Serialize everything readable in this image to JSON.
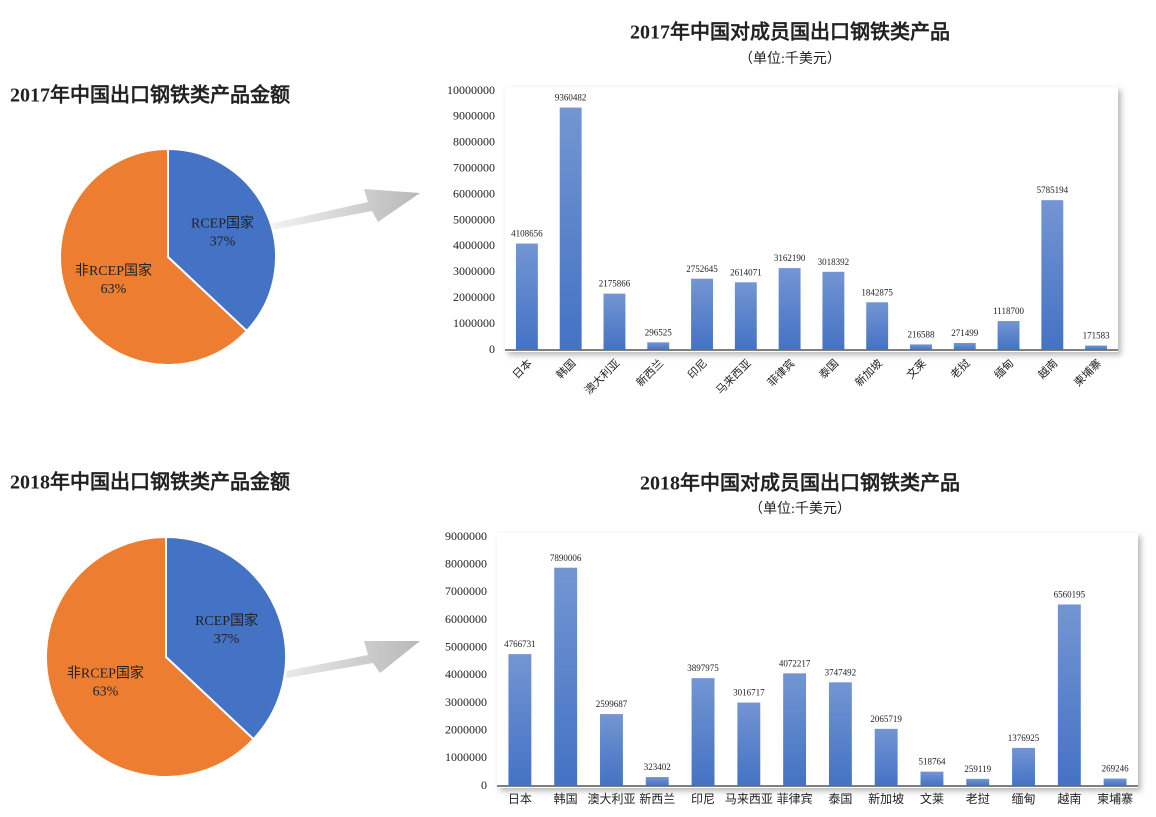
{
  "chart_data": [
    {
      "type": "pie",
      "title": "2017年中国出口钢铁类产品金额",
      "categories": [
        "RCEP国家",
        "非RCEP国家"
      ],
      "values": [
        37,
        63
      ],
      "value_labels": [
        "37%",
        "63%"
      ],
      "colors": [
        "#4472c4",
        "#ed7d31"
      ]
    },
    {
      "type": "bar",
      "title": "2017年中国对成员国出口钢铁类产品",
      "subtitle": "（单位:千美元）",
      "categories": [
        "日本",
        "韩国",
        "澳大利亚",
        "新西兰",
        "印尼",
        "马来西亚",
        "菲律宾",
        "泰国",
        "新加坡",
        "文莱",
        "老挝",
        "缅甸",
        "越南",
        "柬埔寨"
      ],
      "values": [
        4108656,
        9360482,
        2175866,
        296525,
        2752645,
        2614071,
        3162190,
        3018392,
        1842875,
        216588,
        271499,
        1118700,
        5785194,
        171583
      ],
      "color": "#4472c4",
      "ylim": [
        0,
        10000000
      ],
      "yticks": [
        0,
        1000000,
        2000000,
        3000000,
        4000000,
        5000000,
        6000000,
        7000000,
        8000000,
        9000000,
        10000000
      ]
    },
    {
      "type": "pie",
      "title": "2018年中国出口钢铁类产品金额",
      "categories": [
        "RCEP国家",
        "非RCEP国家"
      ],
      "values": [
        37,
        63
      ],
      "value_labels": [
        "37%",
        "63%"
      ],
      "colors": [
        "#4472c4",
        "#ed7d31"
      ]
    },
    {
      "type": "bar",
      "title": "2018年中国对成员国出口钢铁类产品",
      "subtitle": "（单位:千美元）",
      "categories": [
        "日本",
        "韩国",
        "澳大利亚",
        "新西兰",
        "印尼",
        "马来西亚",
        "菲律宾",
        "泰国",
        "新加坡",
        "文莱",
        "老挝",
        "缅甸",
        "越南",
        "柬埔寨"
      ],
      "values": [
        4766731,
        7890006,
        2599687,
        323402,
        3897975,
        3016717,
        4072217,
        3747492,
        2065719,
        518764,
        259119,
        1376925,
        6560195,
        269246
      ],
      "color": "#4472c4",
      "ylim": [
        0,
        9000000
      ],
      "yticks": [
        0,
        1000000,
        2000000,
        3000000,
        4000000,
        5000000,
        6000000,
        7000000,
        8000000,
        9000000
      ]
    }
  ]
}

· · · · · · ·

_EXERCISE_
Go back to the records above and write them out exactly, without the pictures.

_SOLUTION BELOW_
Serialize everything readable in this image to JSON.
{
  "chart_data": [
    {
      "type": "pie",
      "title": "2017年中国出口钢铁类产品金额",
      "categories": [
        "RCEP国家",
        "非RCEP国家"
      ],
      "values": [
        37,
        63
      ],
      "value_labels": [
        "37%",
        "63%"
      ],
      "colors": [
        "#4472c4",
        "#ed7d31"
      ]
    },
    {
      "type": "bar",
      "title": "2017年中国对成员国出口钢铁类产品",
      "subtitle": "（单位:千美元）",
      "categories": [
        "日本",
        "韩国",
        "澳大利亚",
        "新西兰",
        "印尼",
        "马来西亚",
        "菲律宾",
        "泰国",
        "新加坡",
        "文莱",
        "老挝",
        "缅甸",
        "越南",
        "柬埔寨"
      ],
      "values": [
        4108656,
        9360482,
        2175866,
        296525,
        2752645,
        2614071,
        3162190,
        3018392,
        1842875,
        216588,
        271499,
        1118700,
        5785194,
        171583
      ],
      "color": "#4472c4",
      "ylim": [
        0,
        10000000
      ],
      "yticks": [
        0,
        1000000,
        2000000,
        3000000,
        4000000,
        5000000,
        6000000,
        7000000,
        8000000,
        9000000,
        10000000
      ]
    },
    {
      "type": "pie",
      "title": "2018年中国出口钢铁类产品金额",
      "categories": [
        "RCEP国家",
        "非RCEP国家"
      ],
      "values": [
        37,
        63
      ],
      "value_labels": [
        "37%",
        "63%"
      ],
      "colors": [
        "#4472c4",
        "#ed7d31"
      ]
    },
    {
      "type": "bar",
      "title": "2018年中国对成员国出口钢铁类产品",
      "subtitle": "（单位:千美元）",
      "categories": [
        "日本",
        "韩国",
        "澳大利亚",
        "新西兰",
        "印尼",
        "马来西亚",
        "菲律宾",
        "泰国",
        "新加坡",
        "文莱",
        "老挝",
        "缅甸",
        "越南",
        "柬埔寨"
      ],
      "values": [
        4766731,
        7890006,
        2599687,
        323402,
        3897975,
        3016717,
        4072217,
        3747492,
        2065719,
        518764,
        259119,
        1376925,
        6560195,
        269246
      ],
      "color": "#4472c4",
      "ylim": [
        0,
        9000000
      ],
      "yticks": [
        0,
        1000000,
        2000000,
        3000000,
        4000000,
        5000000,
        6000000,
        7000000,
        8000000,
        9000000
      ]
    }
  ]
}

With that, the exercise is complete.